■ **Planteamiento del problema**
Nombra a todos los historiadores del arte que menciona el texto sobre la crítica y el arte moderno.

■ **Texto seleccionado**

Anticipo esta cuestión no para destacar mi nombre, sino para subrayar lo que me diferencia de los demás. Prominentes historiadores del arte como Michael Fried, Rosalind Krauss y T. J. Clark difieren en cuanto a métodos y motivaciones, pero comparten una profunda convicción en el arte moderno, y de alguna manera esta convicción es generacional. Los críticos formados en el mismo ambiente que yo son más ambiguos en relación con este arte no sólo porque lo recibimos como una cultura oficial, sino porque fuimos iniciados por prácticas que aspiraban a romper con sus modelos dominantes. Así, también para nosotros se había aliviado la ansiedad de la influencia que a partir de Pablo Picasso y a través de Jackson Pollock fluía hasta alcanzar a los artistas ambiciosos en los sesenta; un indicio de nuestra diferencia (para nuestros predecesores, sin duda, de nuestra decadencia) era que el ángel con el que luchábamos era Marcel Duchamp por mediación de Andy Warhol, más que Picasso por mediación de Pollock. Más aún, estas dos narraciones edípicas habían pasado por el crisol del feminismo, que los cambió profundamente[8]. De manera que un crítico como yo, investido de la genealogía minimalista del arte, debe diferir de otro implicado en el expresionismo abstracto: el arte moderno no le resultará indiferente, pero tampoco lo convencerá enteramente. De hecho, en el capítulo 2 sostengo que este tema de la imitación puede situar al crítico en un punto crucial del arte moderno y, por lo tanto, llevarlo a prestar más atención a sus contradicciones que a sus triunfos[9].

Como otros en mi ambiente, pues, me encuentro a cierta distancia del arte moderno, pero a poca de la teoría crítica. En particular, me encuentro cerca del giro semiótico que revigorizó a gran parte del arte y la crítica sobre el modelo del texto en la segunda mitad de los setenta (algo tratado en el capítulo 3), pues me formé como crítico durante esa época, cuando la producción teórica se hizo tan importante como la artística. (A muchos de nosotros nos parecía más provocadora, innovadora, urgente; pero entonces no había una contienda real entre, por ejemplo, los textos de Roland Barthes o Jacques Derrida y la pintura new-image o la arquitectura pop-historicista.) Sin embargo, por lo que se refiere a la teoría crítica, tengo el interés de un iniciado de segunda generación, no el celo de un converso de primera generación. Con esta ligera distancia intento tratar la teoría crítica, no sólo como una herramienta conceptual, sino como una forma simbólica e incluso sintomática.

■ **Filas proporcionadas**
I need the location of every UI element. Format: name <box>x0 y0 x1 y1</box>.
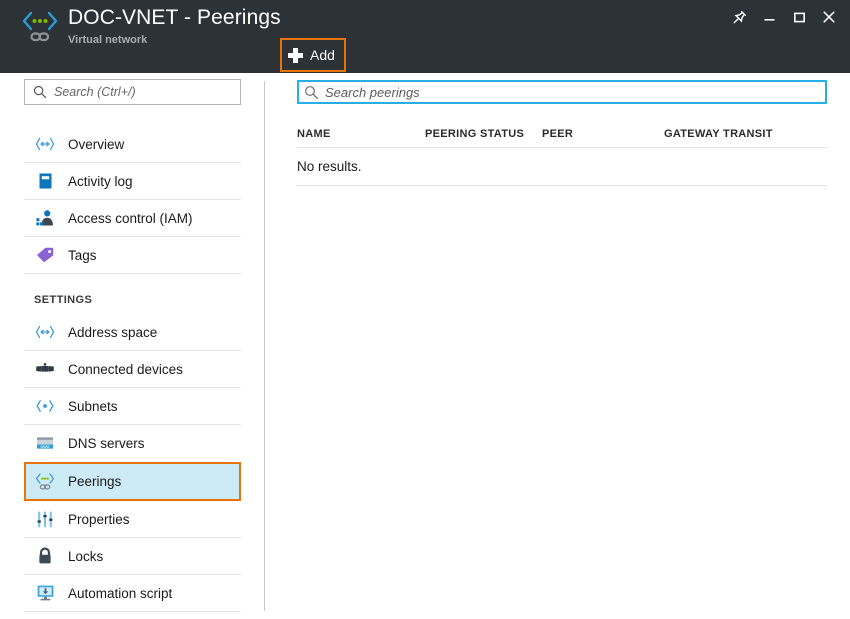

---

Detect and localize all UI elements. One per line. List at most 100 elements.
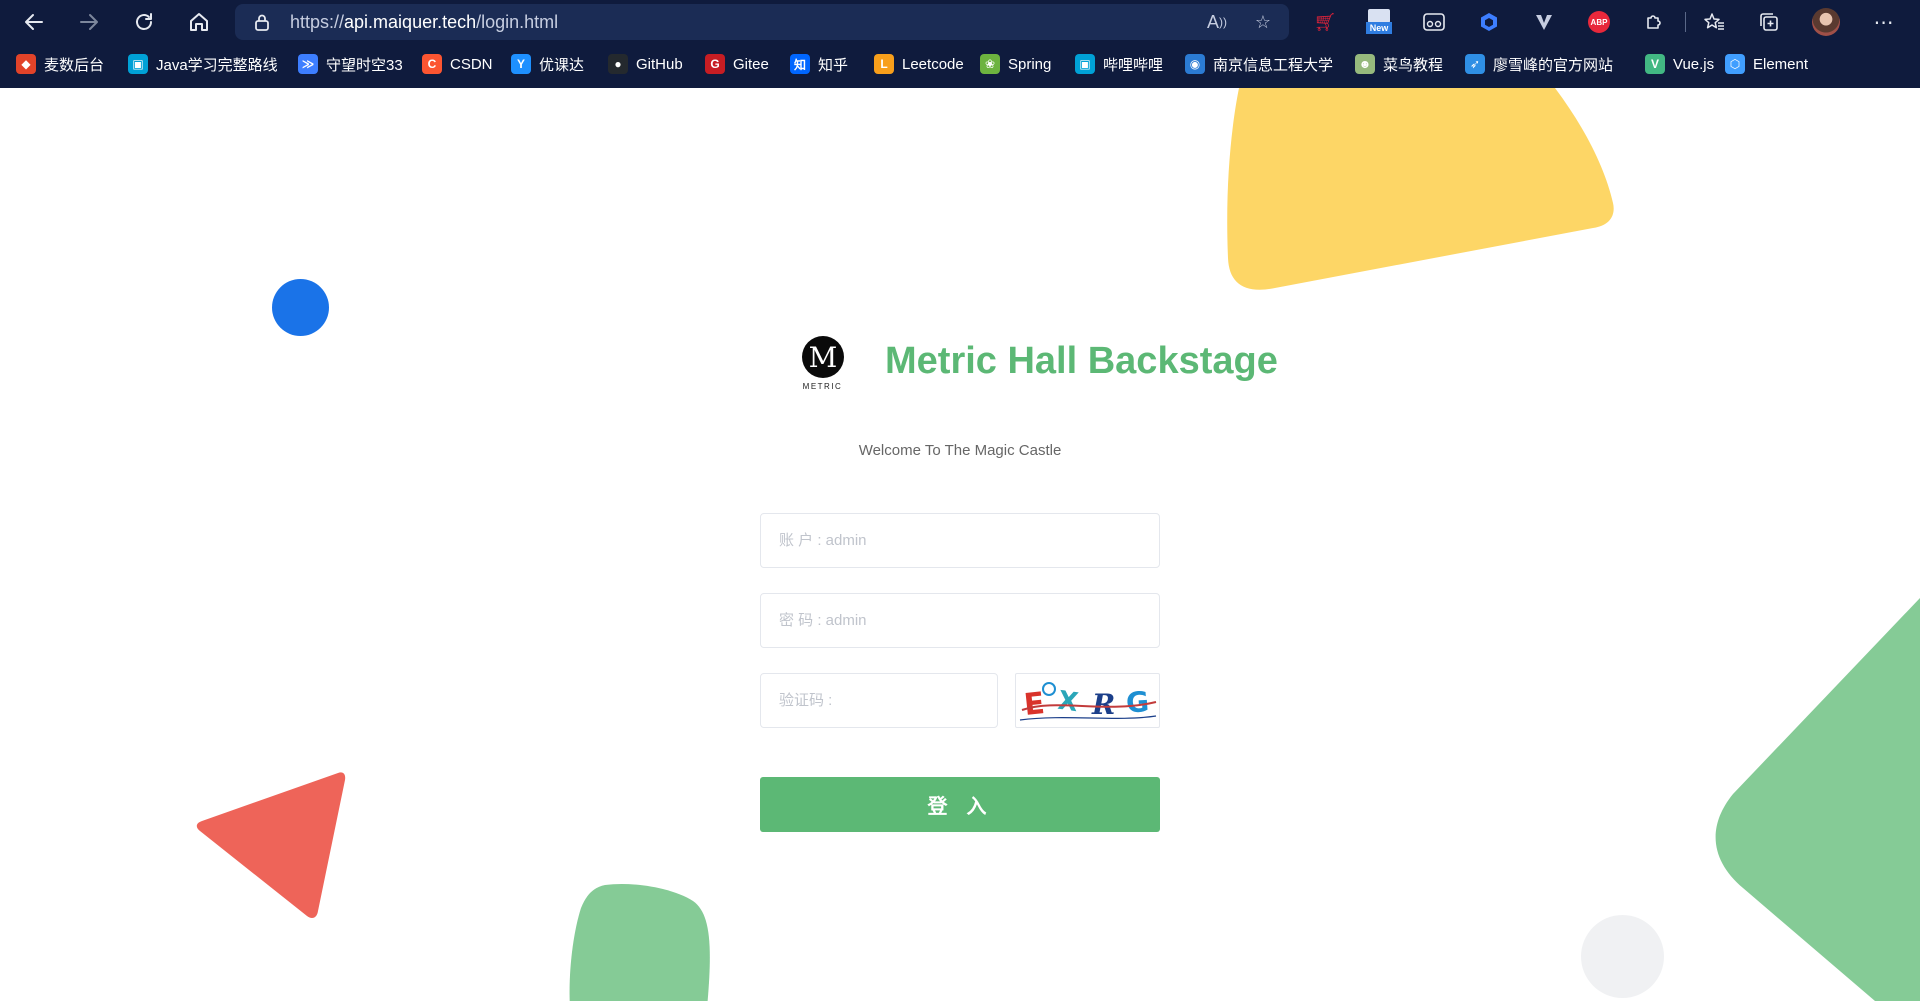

■ **Respuesta escrita**
Michael Fried, Rosalind Krauss y T. J. Clark.